:: DIRECTIONS FOR THIS TASK ::
Copy out the whole listing exactly as written, leaving the pictures behind.

:: DATA IN THIS EXERCISE ::
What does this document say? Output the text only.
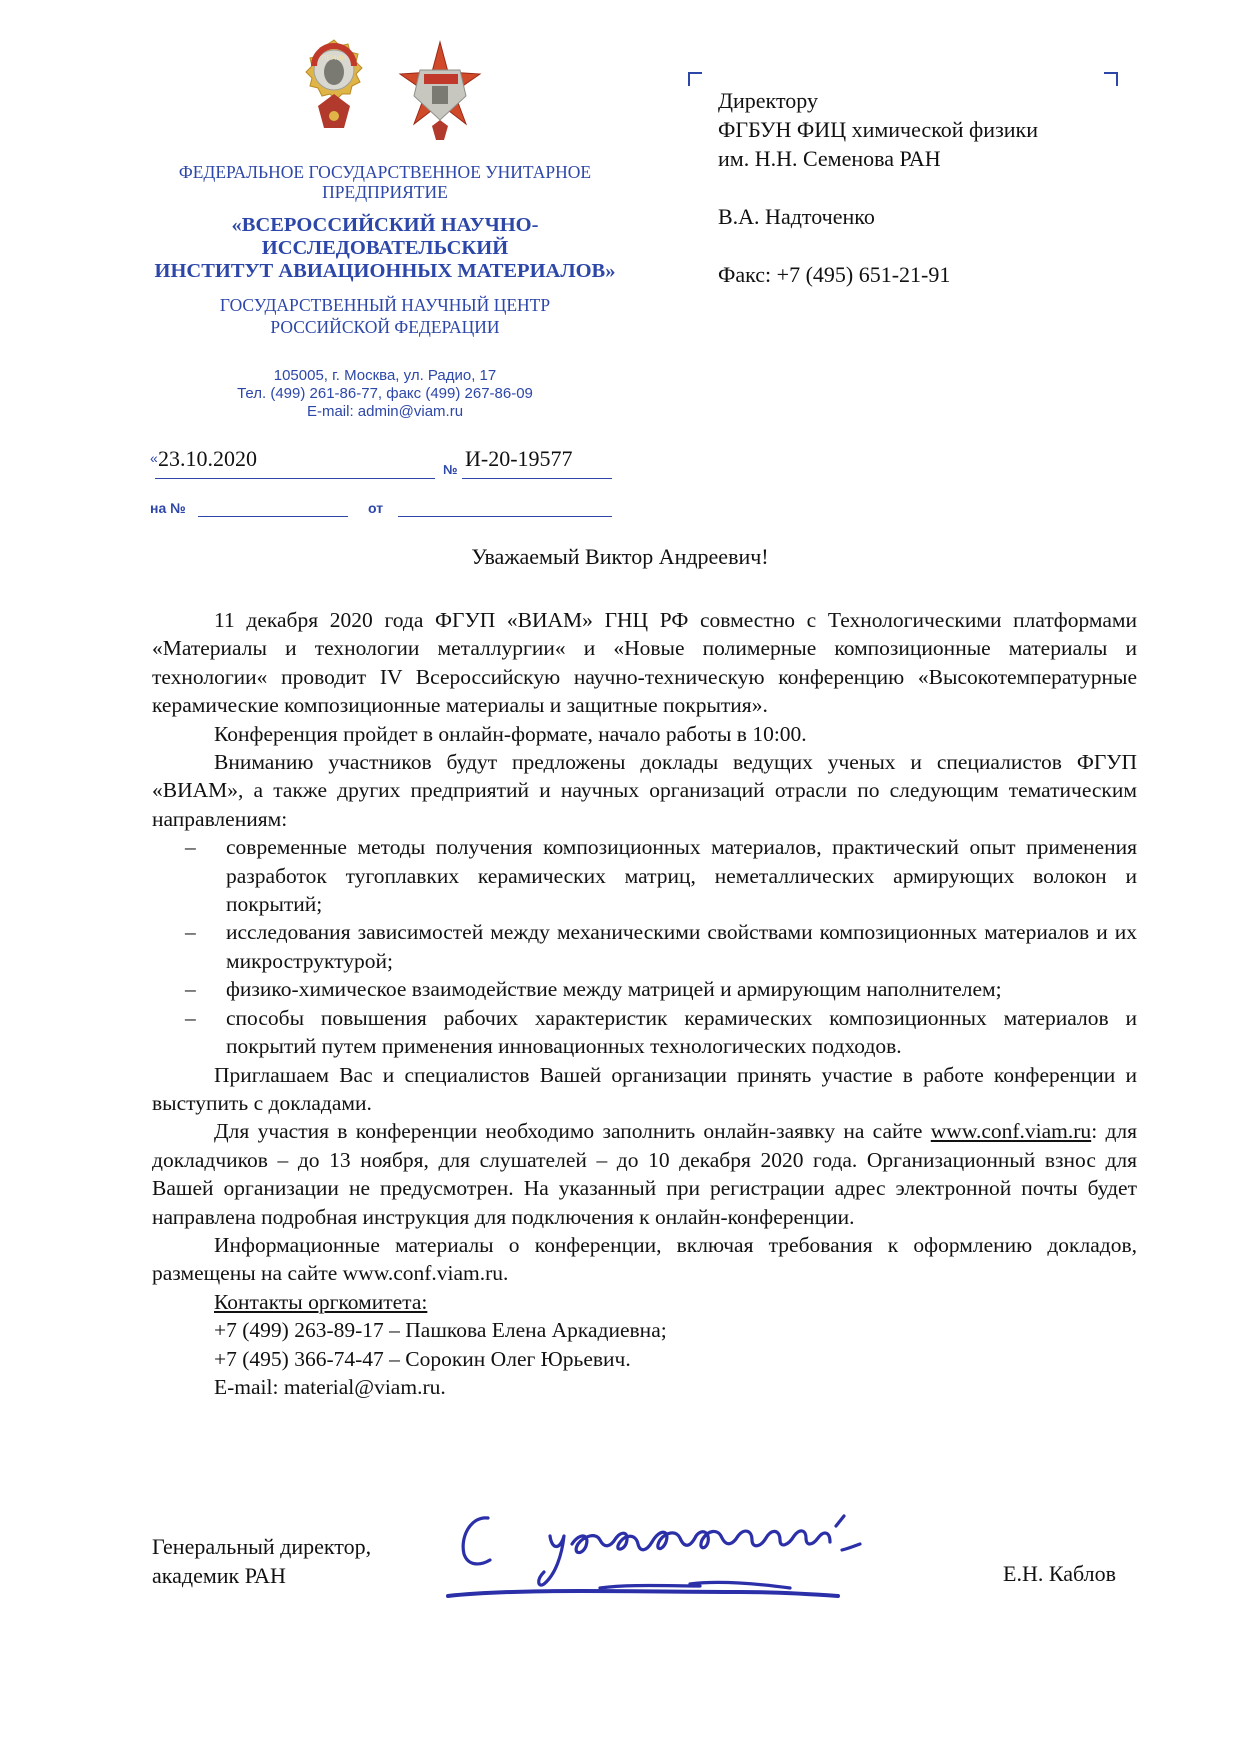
ЛЕНИН
ФЕДЕРАЛЬНОЕ ГОСУДАРСТВЕННОЕ УНИТАРНОЕ
ПРЕДПРИЯТИЕ
«ВСЕРОССИЙСКИЙ НАУЧНО-
ИССЛЕДОВАТЕЛЬСКИЙ
ИНСТИТУТ АВИАЦИОННЫХ МАТЕРИАЛОВ»
ГОСУДАРСТВЕННЫЙ НАУЧНЫЙ ЦЕНТР
РОССИЙСКОЙ ФЕДЕРАЦИИ
105005, г. Москва, ул. Радио, 17
Тел. (499) 261-86-77, факс (499) 267-86-09
E-mail: admin@viam.ru
« 23.10.2020	№ И-20-19577
на №	от
Директору
ФГБУН ФИЦ химической физики
им. Н.Н. Семенова РАН
В.А. Надточенко
Факс: +7 (495) 651-21-91
Уважаемый Виктор Андреевич!

11 декабря 2020 года ФГУП «ВИАМ» ГНЦ РФ совместно с Технологическими платформами «Материалы и технологии металлургии« и «Новые полимерные композиционные материалы и технологии« проводит IV Всероссийскую научно-техническую конференцию «Высокотемпературные керамические композиционные материалы и защитные покрытия».

Конференция пройдет в онлайн-формате, начало работы в 10:00.

Вниманию участников будут предложены доклады ведущих ученых и специалистов ФГУП «ВИАМ», а также других предприятий и научных организаций отрасли по следующим тематическим направлениям:

– современные методы получения композиционных материалов, практический опыт применения разработок тугоплавких керамических матриц, неметаллических армирующих волокон и покрытий;
– исследования зависимостей между механическими свойствами композиционных материалов и их микроструктурой;
– физико-химическое взаимодействие между матрицей и армирующим наполнителем;
– способы повышения рабочих характеристик керамических композиционных материалов и покрытий путем применения инновационных технологических подходов.

Приглашаем Вас и специалистов Вашей организации принять участие в работе конференции и выступить с докладами.

Для участия в конференции необходимо заполнить онлайн-заявку на сайте www.conf.viam.ru: для докладчиков – до 13 ноября, для слушателей – до 10 декабря 2020 года. Организационный взнос для Вашей организации не предусмотрен. На указанный при регистрации адрес электронной почты будет направлена подробная инструкция для подключения к онлайн-конференции.

Информационные материалы о конференции, включая требования к оформлению докладов, размещены на сайте www.conf.viam.ru.

Контакты оргкомитета:
+7 (499) 263-89-17 – Пашкова Елена Аркадиевна;
+7 (495) 366-74-47 – Сорокин Олег Юрьевич.
E-mail: material@viam.ru.
Генеральный директор,
академик РАН	Е.Н. Каблов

:: FINISHED EXERCISE ::
What does this document say? Output the text only.
ЛЕНИН
ФЕДЕРАЛЬНОЕ ГОСУДАРСТВЕННОЕ УНИТАРНОЕ
ПРЕДПРИЯТИЕ
«ВСЕРОССИЙСКИЙ НАУЧНО-
ИССЛЕДОВАТЕЛЬСКИЙ
ИНСТИТУТ АВИАЦИОННЫХ МАТЕРИАЛОВ»
ГОСУДАРСТВЕННЫЙ НАУЧНЫЙ ЦЕНТР
РОССИЙСКОЙ ФЕДЕРАЦИИ
105005, г. Москва, ул. Радио, 17
Тел. (499) 261-86-77, факс (499) 267-86-09
E-mail: admin@viam.ru
« 23.10.2020	№ И-20-19577
на №	от
Директору
ФГБУН ФИЦ химической физики
им. Н.Н. Семенова РАН
В.А. Надточенко
Факс: +7 (495) 651-21-91
Уважаемый Виктор Андреевич!

11 декабря 2020 года ФГУП «ВИАМ» ГНЦ РФ совместно с Технологическими платформами «Материалы и технологии металлургии« и «Новые полимерные композиционные материалы и технологии« проводит IV Всероссийскую научно-техническую конференцию «Высокотемпературные керамические композиционные материалы и защитные покрытия».

Конференция пройдет в онлайн-формате, начало работы в 10:00.

Вниманию участников будут предложены доклады ведущих ученых и специалистов ФГУП «ВИАМ», а также других предприятий и научных организаций отрасли по следующим тематическим направлениям:

– современные методы получения композиционных материалов, практический опыт применения разработок тугоплавких керамических матриц, неметаллических армирующих волокон и покрытий;
– исследования зависимостей между механическими свойствами композиционных материалов и их микроструктурой;
– физико-химическое взаимодействие между матрицей и армирующим наполнителем;
– способы повышения рабочих характеристик керамических композиционных материалов и покрытий путем применения инновационных технологических подходов.

Приглашаем Вас и специалистов Вашей организации принять участие в работе конференции и выступить с докладами.

Для участия в конференции необходимо заполнить онлайн-заявку на сайте www.conf.viam.ru: для докладчиков – до 13 ноября, для слушателей – до 10 декабря 2020 года. Организационный взнос для Вашей организации не предусмотрен. На указанный при регистрации адрес электронной почты будет направлена подробная инструкция для подключения к онлайн-конференции.

Информационные материалы о конференции, включая требования к оформлению докладов, размещены на сайте www.conf.viam.ru.

Контакты оргкомитета:
+7 (499) 263-89-17 – Пашкова Елена Аркадиевна;
+7 (495) 366-74-47 – Сорокин Олег Юрьевич.
E-mail: material@viam.ru.
Генеральный директор,
академик РАН	Е.Н. Каблов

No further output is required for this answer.